### Task
Tally the lines holding the word "Ummendorf" and state the count by itself.

### Source records
►

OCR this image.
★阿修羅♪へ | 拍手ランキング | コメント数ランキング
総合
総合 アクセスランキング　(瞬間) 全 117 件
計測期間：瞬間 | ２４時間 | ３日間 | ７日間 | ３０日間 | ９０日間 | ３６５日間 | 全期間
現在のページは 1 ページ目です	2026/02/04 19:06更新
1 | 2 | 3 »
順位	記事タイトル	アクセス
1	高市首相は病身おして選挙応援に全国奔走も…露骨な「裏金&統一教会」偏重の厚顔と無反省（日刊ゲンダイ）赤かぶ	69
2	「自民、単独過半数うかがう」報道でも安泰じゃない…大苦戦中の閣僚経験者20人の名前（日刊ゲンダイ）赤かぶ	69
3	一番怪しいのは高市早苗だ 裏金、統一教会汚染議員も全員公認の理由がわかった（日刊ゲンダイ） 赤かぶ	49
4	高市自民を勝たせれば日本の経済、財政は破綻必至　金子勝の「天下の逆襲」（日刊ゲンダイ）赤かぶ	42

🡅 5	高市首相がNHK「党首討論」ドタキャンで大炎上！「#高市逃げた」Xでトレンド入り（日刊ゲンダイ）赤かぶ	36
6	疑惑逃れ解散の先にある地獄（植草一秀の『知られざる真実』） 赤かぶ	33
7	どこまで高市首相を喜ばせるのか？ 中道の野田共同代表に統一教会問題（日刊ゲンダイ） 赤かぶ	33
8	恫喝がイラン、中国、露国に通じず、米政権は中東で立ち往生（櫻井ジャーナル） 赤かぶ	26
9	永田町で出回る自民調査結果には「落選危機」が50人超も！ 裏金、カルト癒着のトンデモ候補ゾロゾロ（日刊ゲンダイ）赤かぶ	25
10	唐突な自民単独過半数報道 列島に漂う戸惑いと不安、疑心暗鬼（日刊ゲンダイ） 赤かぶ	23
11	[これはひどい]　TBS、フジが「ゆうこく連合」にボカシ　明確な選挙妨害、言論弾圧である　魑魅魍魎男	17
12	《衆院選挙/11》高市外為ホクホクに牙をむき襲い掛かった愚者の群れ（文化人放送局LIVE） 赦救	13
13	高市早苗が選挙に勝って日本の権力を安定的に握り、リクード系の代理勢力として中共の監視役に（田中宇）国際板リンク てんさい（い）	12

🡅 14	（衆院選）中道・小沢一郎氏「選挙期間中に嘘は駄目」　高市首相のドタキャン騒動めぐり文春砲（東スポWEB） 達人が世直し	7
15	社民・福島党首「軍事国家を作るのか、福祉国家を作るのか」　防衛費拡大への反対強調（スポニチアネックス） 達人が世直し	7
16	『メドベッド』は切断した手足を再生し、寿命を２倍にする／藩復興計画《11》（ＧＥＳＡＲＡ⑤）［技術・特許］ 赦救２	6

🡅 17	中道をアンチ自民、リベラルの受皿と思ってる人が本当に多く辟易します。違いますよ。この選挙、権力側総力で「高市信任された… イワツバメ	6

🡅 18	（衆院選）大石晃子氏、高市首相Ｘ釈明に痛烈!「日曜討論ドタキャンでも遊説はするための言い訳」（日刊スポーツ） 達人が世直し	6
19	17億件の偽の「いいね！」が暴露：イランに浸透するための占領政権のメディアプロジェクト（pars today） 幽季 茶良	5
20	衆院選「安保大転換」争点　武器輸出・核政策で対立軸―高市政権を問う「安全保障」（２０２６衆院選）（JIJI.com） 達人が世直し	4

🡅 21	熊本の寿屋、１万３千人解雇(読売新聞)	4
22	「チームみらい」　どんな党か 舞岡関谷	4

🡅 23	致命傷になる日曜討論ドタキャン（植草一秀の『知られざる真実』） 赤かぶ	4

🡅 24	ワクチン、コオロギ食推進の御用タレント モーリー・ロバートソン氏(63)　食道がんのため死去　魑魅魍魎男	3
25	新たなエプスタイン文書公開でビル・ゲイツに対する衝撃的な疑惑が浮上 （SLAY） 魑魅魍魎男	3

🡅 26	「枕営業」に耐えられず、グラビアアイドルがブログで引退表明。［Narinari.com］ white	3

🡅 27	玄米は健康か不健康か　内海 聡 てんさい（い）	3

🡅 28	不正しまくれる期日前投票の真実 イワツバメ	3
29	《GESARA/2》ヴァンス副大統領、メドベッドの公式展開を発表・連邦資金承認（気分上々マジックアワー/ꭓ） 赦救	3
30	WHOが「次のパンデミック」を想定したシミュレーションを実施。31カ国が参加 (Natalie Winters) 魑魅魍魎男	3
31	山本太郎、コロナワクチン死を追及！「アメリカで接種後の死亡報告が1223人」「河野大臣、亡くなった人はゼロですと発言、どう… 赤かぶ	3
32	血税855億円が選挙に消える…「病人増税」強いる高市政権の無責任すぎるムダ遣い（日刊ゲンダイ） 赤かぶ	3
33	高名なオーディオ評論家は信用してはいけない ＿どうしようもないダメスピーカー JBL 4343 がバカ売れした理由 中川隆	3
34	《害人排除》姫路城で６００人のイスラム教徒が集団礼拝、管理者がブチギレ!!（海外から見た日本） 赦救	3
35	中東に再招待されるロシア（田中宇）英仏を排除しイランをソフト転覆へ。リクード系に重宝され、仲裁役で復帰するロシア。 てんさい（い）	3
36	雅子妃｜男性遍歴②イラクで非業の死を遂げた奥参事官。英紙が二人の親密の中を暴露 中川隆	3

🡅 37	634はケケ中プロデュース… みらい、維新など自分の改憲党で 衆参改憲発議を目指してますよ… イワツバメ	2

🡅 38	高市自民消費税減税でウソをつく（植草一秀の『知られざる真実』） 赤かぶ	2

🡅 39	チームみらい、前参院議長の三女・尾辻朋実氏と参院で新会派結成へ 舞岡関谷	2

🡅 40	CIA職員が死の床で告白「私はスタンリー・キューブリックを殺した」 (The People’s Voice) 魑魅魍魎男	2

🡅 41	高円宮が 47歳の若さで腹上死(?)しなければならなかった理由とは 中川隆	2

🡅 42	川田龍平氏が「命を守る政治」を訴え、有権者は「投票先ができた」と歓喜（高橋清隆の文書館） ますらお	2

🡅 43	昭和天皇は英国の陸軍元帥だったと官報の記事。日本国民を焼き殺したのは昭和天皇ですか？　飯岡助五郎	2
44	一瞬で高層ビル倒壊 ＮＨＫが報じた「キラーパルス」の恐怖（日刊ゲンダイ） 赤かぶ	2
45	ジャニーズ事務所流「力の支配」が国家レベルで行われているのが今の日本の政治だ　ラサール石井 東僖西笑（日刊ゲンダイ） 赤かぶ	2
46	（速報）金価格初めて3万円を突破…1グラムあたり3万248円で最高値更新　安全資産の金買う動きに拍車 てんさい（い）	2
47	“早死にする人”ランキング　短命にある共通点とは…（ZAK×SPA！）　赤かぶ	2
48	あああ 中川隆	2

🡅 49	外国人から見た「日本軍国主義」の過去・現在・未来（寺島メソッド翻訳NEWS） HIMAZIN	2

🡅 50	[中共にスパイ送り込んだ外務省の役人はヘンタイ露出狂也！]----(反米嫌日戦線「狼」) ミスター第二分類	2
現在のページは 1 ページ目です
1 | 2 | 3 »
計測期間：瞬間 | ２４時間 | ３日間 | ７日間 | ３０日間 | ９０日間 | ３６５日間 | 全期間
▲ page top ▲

◄
►

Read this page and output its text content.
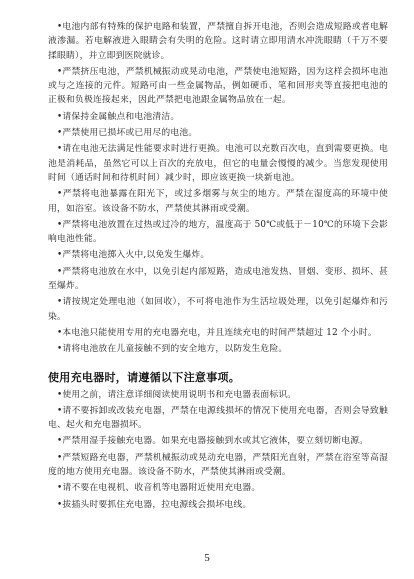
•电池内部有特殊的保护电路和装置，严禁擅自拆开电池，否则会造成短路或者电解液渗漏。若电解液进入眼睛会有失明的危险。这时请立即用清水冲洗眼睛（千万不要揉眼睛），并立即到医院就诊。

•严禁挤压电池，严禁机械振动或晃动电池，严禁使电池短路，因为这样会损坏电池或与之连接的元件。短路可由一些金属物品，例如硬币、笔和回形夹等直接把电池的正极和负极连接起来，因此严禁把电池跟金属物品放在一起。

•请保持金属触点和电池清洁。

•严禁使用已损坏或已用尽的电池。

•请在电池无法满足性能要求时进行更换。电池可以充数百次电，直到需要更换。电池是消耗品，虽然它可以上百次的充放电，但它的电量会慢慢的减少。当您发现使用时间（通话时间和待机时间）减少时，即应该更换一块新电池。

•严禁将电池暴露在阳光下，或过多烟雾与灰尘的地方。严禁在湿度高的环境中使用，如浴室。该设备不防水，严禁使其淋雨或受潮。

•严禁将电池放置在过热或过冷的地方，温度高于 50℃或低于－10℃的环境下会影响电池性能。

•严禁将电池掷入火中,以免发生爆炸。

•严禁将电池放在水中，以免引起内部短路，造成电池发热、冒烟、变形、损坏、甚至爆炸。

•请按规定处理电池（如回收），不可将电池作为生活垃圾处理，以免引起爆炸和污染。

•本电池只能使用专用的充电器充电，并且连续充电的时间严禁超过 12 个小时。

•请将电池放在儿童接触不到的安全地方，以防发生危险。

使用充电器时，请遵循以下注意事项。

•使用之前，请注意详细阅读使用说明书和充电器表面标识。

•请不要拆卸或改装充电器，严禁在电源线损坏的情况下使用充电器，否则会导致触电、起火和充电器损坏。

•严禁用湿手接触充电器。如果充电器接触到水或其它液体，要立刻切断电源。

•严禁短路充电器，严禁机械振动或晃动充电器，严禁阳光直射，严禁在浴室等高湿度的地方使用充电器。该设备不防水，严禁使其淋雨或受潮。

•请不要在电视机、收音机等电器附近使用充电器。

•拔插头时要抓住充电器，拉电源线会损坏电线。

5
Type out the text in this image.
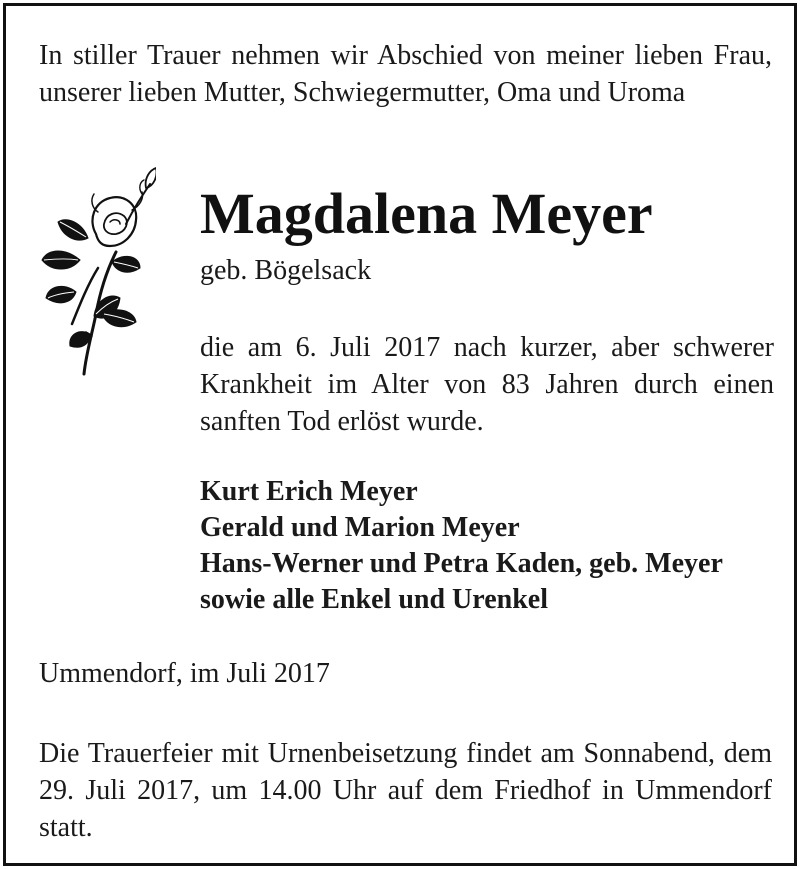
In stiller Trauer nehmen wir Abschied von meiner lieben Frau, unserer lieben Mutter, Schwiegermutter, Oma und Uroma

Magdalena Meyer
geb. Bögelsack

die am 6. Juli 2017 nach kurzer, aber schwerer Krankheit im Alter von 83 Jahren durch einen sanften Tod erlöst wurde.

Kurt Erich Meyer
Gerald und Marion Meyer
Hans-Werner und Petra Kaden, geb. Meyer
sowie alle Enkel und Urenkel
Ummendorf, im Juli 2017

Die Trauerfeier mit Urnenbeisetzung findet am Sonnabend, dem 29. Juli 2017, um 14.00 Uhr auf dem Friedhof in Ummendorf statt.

◄

### Solution for this exercise
2